Aim:
Go through the lines below. Copy those with "property".

Given records:
········

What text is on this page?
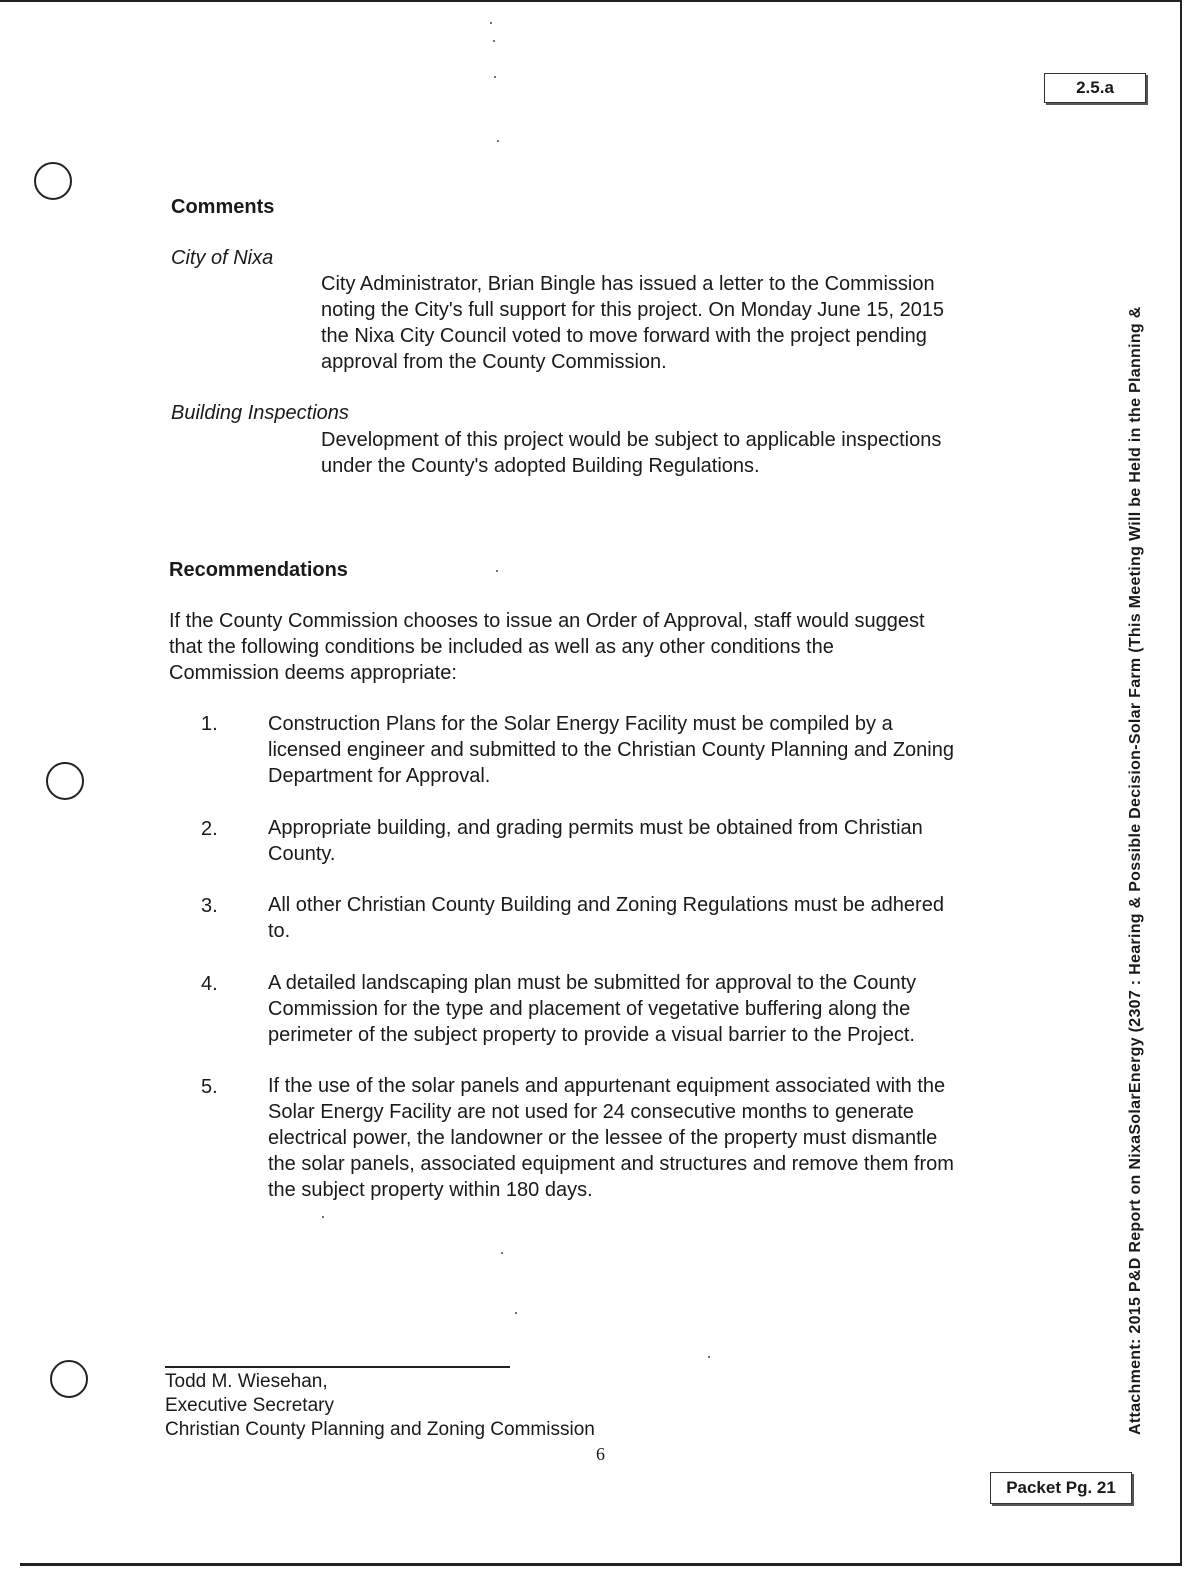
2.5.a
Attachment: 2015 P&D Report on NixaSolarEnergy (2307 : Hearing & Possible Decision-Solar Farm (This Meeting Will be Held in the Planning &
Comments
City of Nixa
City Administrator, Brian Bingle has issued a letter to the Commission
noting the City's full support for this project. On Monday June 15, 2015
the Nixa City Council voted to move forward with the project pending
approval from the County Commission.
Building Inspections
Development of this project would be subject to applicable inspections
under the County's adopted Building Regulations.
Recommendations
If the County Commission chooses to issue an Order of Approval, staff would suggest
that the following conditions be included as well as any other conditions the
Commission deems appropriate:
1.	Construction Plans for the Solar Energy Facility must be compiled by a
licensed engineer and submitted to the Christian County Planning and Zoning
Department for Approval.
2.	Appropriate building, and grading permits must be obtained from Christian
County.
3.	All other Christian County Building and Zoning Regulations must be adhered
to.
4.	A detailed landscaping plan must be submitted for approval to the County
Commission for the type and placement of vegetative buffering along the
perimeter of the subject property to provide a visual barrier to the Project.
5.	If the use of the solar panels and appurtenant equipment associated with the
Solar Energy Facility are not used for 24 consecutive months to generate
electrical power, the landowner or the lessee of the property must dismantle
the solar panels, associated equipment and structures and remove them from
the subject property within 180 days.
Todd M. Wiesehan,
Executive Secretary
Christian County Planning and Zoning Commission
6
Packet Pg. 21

········

Solution for this exercise:
perimeter of the subject property to provide a visual barrier to the Project.
electrical power, the landowner or the lessee of the property must dismantle
the subject property within 180 days.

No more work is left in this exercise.